◆ DIRECTION
Go through the lines below. Copy those with "SPRAWY".

•••••

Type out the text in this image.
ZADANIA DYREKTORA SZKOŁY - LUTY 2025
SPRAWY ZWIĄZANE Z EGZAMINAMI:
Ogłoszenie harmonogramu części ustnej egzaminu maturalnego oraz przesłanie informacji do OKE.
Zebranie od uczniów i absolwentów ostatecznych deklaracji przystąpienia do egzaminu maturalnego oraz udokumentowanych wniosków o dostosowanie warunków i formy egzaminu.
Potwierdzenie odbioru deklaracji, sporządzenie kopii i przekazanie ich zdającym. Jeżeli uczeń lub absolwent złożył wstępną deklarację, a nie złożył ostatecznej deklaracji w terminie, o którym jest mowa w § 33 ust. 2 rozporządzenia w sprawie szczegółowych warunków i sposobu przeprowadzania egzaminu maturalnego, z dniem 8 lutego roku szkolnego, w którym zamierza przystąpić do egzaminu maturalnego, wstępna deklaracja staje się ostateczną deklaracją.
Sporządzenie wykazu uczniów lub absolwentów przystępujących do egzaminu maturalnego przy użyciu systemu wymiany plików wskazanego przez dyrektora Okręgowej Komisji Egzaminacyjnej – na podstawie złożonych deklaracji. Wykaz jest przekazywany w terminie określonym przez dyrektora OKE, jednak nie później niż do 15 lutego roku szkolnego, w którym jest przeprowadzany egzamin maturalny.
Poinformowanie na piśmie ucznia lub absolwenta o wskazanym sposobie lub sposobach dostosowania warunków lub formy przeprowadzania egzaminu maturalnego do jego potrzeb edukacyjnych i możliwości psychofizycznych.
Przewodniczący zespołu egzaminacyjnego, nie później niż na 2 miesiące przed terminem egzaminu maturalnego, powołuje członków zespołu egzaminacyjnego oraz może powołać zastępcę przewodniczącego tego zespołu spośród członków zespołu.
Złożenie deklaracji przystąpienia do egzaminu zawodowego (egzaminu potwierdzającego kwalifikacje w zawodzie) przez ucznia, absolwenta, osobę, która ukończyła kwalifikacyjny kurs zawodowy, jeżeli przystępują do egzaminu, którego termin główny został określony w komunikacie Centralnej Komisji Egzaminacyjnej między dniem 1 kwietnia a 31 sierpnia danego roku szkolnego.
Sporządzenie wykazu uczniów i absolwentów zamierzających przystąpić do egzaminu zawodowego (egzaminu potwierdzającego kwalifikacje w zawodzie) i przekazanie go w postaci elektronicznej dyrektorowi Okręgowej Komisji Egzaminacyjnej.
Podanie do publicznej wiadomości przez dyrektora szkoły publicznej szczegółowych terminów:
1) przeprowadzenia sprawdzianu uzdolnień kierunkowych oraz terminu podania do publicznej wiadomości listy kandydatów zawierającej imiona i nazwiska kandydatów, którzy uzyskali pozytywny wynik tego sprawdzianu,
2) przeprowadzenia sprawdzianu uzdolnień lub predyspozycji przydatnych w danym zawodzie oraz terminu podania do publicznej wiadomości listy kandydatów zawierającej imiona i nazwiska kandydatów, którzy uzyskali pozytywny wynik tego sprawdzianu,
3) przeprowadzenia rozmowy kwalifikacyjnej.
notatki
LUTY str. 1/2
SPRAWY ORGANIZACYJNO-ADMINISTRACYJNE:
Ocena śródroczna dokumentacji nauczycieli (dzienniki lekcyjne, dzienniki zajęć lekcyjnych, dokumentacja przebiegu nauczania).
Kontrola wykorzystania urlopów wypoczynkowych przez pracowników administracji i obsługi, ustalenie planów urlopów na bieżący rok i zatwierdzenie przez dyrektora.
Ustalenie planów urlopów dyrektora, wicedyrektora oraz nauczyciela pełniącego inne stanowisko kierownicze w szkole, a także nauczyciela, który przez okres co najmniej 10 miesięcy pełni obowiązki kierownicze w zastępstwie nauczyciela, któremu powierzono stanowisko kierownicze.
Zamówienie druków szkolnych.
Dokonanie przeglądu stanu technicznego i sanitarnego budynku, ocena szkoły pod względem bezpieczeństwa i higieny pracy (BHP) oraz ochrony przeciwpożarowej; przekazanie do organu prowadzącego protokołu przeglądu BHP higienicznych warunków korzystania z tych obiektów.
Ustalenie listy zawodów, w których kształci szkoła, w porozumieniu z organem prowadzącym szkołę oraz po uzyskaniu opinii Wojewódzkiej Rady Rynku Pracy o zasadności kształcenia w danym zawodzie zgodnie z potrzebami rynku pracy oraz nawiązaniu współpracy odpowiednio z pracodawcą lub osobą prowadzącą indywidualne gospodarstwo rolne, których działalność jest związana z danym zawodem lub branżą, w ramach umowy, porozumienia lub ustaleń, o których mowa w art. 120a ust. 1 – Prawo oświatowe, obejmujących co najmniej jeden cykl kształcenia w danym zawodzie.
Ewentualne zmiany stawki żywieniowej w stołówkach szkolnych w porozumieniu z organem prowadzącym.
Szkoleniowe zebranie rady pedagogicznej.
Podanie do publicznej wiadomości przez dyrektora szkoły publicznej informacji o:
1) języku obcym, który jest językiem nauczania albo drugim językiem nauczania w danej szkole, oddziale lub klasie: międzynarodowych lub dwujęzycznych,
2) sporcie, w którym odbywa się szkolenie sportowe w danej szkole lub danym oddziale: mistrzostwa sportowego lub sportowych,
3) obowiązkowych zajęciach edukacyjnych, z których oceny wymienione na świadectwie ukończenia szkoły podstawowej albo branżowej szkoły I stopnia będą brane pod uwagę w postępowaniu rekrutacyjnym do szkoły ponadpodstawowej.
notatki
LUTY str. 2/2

•••••

◆ REPLY TO THE TASK
SPRAWY ZWIĄZANE Z EGZAMINAMI:
SPRAWY ORGANIZACYJNO-ADMINISTRACYJNE:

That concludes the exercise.